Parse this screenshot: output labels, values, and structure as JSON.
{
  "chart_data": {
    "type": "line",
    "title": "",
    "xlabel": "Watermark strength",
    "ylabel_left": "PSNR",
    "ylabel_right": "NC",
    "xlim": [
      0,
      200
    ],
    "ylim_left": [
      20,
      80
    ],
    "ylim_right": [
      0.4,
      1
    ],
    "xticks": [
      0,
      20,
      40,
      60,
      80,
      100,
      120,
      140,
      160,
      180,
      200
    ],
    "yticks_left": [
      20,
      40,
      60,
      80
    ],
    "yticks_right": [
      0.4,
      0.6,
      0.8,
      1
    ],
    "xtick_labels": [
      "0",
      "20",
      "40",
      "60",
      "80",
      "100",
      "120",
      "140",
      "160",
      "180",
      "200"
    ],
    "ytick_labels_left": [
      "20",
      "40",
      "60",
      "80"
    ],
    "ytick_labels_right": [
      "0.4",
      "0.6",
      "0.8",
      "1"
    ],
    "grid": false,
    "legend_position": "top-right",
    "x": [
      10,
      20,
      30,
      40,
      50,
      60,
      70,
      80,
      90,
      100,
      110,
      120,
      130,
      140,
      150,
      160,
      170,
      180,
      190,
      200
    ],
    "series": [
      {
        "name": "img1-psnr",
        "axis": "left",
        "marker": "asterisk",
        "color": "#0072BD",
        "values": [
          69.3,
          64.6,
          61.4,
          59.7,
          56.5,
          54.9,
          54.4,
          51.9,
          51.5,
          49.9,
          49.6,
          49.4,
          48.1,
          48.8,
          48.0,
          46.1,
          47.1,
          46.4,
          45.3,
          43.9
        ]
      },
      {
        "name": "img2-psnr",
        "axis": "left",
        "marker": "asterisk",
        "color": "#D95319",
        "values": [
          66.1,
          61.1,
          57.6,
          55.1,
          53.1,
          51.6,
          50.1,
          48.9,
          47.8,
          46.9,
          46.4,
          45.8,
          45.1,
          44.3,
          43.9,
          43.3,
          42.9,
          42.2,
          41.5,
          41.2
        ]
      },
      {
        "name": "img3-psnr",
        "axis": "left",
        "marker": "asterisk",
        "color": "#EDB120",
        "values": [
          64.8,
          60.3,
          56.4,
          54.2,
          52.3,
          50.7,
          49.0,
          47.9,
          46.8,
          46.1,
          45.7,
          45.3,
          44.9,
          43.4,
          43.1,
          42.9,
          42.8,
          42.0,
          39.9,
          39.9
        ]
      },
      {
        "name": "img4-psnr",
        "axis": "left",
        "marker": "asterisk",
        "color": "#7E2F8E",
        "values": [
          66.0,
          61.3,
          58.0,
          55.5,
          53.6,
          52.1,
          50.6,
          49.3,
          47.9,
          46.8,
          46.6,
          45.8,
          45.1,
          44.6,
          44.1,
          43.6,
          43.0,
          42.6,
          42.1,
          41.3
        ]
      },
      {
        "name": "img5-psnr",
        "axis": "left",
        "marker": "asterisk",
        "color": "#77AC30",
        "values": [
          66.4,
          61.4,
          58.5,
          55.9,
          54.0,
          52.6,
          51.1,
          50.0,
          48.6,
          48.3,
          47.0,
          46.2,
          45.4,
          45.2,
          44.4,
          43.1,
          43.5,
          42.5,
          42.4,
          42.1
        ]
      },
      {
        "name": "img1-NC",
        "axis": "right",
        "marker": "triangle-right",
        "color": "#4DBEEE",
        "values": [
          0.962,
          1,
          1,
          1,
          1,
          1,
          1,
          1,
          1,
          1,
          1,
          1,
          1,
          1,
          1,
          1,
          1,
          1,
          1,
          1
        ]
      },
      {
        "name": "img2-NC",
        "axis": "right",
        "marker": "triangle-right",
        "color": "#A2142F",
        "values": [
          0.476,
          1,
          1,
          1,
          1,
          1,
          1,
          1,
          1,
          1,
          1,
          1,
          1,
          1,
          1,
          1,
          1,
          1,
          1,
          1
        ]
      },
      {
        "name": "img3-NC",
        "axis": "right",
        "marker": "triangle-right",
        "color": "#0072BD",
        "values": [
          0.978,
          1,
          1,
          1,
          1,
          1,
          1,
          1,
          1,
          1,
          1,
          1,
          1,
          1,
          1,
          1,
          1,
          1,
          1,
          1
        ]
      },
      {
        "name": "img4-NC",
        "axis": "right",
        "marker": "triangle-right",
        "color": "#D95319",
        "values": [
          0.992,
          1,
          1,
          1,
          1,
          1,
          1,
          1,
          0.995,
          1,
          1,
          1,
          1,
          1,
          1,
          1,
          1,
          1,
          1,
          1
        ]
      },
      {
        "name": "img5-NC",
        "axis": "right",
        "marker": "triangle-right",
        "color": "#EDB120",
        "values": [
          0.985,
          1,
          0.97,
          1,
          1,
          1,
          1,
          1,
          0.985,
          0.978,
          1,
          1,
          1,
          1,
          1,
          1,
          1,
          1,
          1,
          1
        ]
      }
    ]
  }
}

--

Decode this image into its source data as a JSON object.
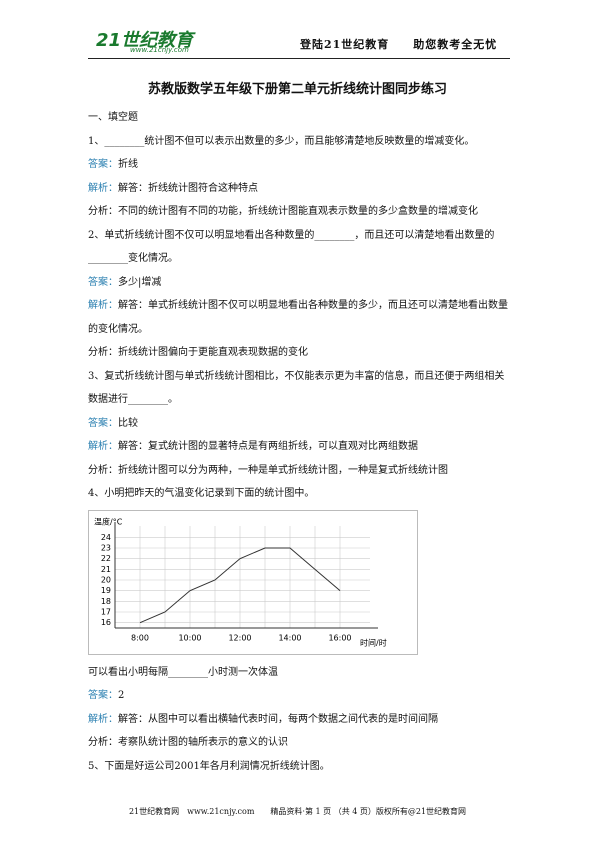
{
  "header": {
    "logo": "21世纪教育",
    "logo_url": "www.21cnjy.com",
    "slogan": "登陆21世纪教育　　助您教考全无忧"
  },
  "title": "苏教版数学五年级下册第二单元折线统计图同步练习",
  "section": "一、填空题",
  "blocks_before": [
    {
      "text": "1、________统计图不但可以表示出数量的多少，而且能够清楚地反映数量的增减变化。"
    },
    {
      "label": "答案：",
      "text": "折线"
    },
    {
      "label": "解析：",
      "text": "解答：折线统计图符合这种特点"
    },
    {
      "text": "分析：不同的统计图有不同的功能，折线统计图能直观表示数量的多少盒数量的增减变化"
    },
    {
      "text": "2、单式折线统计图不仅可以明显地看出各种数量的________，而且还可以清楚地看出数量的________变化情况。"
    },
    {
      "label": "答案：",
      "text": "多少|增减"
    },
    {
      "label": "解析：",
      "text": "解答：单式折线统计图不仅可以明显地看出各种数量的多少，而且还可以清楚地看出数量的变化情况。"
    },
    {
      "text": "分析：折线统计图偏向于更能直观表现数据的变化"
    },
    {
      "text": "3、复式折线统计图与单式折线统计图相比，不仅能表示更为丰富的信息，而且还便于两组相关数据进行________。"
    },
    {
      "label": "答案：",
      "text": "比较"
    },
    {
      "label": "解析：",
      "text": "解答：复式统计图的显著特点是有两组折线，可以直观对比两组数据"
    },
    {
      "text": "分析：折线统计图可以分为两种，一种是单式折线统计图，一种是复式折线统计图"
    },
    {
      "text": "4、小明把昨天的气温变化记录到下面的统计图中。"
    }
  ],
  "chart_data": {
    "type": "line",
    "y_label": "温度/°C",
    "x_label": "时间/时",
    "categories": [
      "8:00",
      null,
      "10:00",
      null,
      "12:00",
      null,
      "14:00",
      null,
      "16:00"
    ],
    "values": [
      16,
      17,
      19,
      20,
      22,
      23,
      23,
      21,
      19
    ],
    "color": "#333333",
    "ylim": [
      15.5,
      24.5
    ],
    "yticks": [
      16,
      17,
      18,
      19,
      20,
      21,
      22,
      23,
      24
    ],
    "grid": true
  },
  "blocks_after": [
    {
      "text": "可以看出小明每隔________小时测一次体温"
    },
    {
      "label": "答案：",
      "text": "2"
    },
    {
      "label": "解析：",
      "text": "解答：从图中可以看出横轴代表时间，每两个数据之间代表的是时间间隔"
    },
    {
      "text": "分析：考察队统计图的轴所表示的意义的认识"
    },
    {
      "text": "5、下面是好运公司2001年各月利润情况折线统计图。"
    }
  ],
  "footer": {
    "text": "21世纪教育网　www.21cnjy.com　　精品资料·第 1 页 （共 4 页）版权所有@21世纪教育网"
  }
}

_WHAT IS ASKED_
Reproduce each line of the material containing the word "title".

_SOLUTION FOR THIS EXERCISE_
    "title": "",
  "title": "苏教版数学五年级下册第二单元折线统计图同步练习",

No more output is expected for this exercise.